• [Required actions]
1. Below is an email exchange about Vygotsky and learning, followed by some data. List every phrase that Michael places in quotation marks in his reply to Eric.
2. Write the next part of the email exchange about Vygotsky and learning that appears below, beginning after its final line.

• [Source]
========

On 29-Jun-05, at 11:04 AM, ERIC.RAMBERG@spps.org wrote:
>
> Ruqaiya, I like your mention of Vygotsky's analogy of the goose
> affecting
> the flock with fear. Working with the population of student's I do,
> 16-21
> year emotionally and behaviorally disturbed, I see this play out many
> times
> where all of the interaction is based on reaction it is difficult to
> move
> beyond basic levels of learning. I have your same worry that I have
Hi Eric,
I think it might help you to move away from the negative
characterization of your "population". Don't start with the normative
expectations of an educator, but analyze the ways in which these
students communicate, make sense, use semiotic resources, produce and
reproduce emotions, individually and collectively.
This might give you an understanding that moves beyond characterizing
the students as "emotionally and behaviorally disturbed" so that it is
"difficult to move beyond basic levels of learning".
In fact, once you look in the way suggested, you may find a tremendous
amount of learning is going on, just not the one you specify and expect
as the norm.
Others might suggest what I am trying to say differently--e.g., take an
ethnomethodological attitude and disinterest. . .
Cheers,
Michael
> limited knowledge of Activity Theory as well and so I spend a great
> deal
> reading. I always tend to drift back to Vygotsky's Thought and
> Language to
> ground my thoughts.
>
> Gordon, could you please elaborate on Halliday's thoughts pertaining
> to the
> discussion of concrete operational language v the conceptual language?
>
> eric
>
>
>
> "ruqaiya hasan"
> <Ruqaiya.Hasan who-is-at ling To:
> <xmca@weber.ucsd.edu>
> .mq.edu.au> cc:
> Sent by: Subject: Re: [xmca]
> Re: LCA: LSV: Thought and language
> xmca-bounces who-is-at weber.

========

• [Entries provided]
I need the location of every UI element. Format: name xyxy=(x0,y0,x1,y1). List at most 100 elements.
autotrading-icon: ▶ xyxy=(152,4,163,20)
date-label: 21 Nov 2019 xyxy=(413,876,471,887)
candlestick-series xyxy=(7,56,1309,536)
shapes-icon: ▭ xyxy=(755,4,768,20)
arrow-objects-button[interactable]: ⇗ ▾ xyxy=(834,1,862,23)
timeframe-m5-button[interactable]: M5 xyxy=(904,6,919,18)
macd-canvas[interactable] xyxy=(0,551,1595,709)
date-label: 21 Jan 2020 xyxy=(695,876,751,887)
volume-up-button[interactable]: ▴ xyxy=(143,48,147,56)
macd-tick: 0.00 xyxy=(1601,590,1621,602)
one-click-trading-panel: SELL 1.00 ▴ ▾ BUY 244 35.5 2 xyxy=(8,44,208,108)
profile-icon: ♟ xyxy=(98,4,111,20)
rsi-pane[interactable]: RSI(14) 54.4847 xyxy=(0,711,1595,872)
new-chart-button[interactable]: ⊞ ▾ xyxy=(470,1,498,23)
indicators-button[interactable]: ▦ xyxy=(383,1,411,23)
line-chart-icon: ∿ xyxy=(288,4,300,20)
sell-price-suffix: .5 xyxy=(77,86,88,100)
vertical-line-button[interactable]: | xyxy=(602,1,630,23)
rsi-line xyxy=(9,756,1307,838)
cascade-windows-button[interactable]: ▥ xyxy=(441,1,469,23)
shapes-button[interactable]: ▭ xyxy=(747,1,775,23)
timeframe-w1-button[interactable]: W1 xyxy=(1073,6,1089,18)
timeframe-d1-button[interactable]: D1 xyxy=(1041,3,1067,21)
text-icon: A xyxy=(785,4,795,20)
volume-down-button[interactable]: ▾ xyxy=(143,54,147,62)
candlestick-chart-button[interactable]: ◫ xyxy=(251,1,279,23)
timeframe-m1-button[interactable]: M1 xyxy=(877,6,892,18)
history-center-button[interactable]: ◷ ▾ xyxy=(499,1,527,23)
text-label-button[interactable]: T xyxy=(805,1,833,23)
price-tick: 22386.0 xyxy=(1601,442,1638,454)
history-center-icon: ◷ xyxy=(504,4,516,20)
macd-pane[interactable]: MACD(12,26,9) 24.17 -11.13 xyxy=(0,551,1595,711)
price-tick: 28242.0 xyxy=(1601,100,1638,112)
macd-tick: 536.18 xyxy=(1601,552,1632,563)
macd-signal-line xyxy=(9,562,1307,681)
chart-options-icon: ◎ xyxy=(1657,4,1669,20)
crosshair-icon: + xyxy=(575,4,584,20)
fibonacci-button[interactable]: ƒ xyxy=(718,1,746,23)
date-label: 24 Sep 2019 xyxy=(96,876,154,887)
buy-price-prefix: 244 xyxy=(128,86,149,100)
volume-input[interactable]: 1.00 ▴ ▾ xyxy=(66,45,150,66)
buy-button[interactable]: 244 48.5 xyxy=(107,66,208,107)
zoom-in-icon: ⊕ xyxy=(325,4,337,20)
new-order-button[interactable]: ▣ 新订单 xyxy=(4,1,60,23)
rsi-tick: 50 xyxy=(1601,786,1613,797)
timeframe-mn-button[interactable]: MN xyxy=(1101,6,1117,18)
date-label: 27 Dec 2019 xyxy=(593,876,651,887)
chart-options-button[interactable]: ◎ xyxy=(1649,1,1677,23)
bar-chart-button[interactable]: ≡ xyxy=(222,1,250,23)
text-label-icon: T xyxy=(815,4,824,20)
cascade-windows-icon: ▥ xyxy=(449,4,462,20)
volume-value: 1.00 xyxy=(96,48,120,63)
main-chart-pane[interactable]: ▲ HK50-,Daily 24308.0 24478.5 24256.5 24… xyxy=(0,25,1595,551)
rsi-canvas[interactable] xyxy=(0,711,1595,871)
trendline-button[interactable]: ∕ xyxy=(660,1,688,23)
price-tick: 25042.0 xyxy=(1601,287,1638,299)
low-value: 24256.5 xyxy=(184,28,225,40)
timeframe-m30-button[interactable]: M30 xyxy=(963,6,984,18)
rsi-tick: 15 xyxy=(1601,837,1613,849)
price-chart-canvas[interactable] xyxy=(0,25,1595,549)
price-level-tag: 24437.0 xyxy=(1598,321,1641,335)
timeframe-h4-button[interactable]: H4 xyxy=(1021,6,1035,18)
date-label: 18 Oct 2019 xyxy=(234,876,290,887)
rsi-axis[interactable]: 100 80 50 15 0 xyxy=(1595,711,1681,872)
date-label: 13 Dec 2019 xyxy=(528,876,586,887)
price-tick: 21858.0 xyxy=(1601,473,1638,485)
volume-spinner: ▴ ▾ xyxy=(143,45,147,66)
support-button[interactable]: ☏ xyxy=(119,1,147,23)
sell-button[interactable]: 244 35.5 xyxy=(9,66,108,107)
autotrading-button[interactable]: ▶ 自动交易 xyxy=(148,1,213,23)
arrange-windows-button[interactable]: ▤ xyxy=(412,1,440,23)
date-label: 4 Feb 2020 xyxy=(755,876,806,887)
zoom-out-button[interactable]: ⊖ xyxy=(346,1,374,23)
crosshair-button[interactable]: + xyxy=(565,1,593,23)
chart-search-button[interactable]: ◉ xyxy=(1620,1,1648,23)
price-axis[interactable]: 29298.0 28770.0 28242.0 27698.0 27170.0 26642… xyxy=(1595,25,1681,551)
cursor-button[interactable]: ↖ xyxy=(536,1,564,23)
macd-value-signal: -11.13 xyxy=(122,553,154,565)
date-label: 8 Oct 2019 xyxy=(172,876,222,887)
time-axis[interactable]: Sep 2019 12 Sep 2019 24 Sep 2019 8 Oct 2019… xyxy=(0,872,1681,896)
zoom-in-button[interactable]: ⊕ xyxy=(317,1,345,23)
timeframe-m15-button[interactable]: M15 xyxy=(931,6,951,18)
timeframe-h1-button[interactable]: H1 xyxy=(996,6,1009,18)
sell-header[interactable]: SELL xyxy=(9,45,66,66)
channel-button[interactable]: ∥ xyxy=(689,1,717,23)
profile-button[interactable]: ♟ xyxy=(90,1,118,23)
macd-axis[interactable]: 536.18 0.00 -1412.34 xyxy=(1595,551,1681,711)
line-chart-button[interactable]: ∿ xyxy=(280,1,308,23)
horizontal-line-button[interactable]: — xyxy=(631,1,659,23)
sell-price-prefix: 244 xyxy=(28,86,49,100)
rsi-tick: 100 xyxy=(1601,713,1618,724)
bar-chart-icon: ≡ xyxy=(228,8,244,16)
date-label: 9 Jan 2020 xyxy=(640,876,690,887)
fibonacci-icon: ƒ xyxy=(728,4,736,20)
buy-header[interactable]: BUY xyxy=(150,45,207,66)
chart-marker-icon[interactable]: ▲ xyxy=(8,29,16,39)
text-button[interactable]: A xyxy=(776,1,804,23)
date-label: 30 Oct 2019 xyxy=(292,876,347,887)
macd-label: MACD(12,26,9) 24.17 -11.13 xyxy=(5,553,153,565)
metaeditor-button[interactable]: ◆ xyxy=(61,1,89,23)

========

• [Solved problems]
1.
"population"
"emotionally and behaviorally disturbed"
"difficult to move beyond basic levels of learning"

2.
> ucsd.edu
>
>
> 06/29/2005 09:45 AM
> Please respond to
> xmca
>
>
>
>
>
>
> Eric just very nicely summed up some of our problems: too many
> languages of
> description, too many distinct orientations. But then the world was
> never
> meant to be monochromatic, was it.
>
> I have a worry that I don't really know much about AT only some of
> Yrjo's
> work, and somethings by Mike Cole's; and occasional articles here and
> there.
> In thinking of AT as a framework for the analysis and description of
> social
> practice, one problem I had was that I just didn't see how where you
> have a
> 'negotiated act' and an over-time performance of an activity eg say
> education intention or purpose or goal could be taken as definitive. In
> beginning an act I might have purpose such and so, intention this and
> that
> but the other who is to respond and co-act may not have the same
> orientation. I am thinking particularly of education where most of us
> teachers take 'purposive' conscious planned action; but I don't know
> any
> brave person in the teaching profession who will claim that the
> purpose is
> achieved, that the person toward whom we have directed mediation has
> actually actively engaged with it. Also many of our activities are so
> complex: is it always possible to know what goal(s) we are aiming at,
> or
> even to know when a goal has been achieved.
>
> when it comes to the kind of activities that Eric was talking about,
> not
> many are aware (counting out folks like us whose job it is to analyse)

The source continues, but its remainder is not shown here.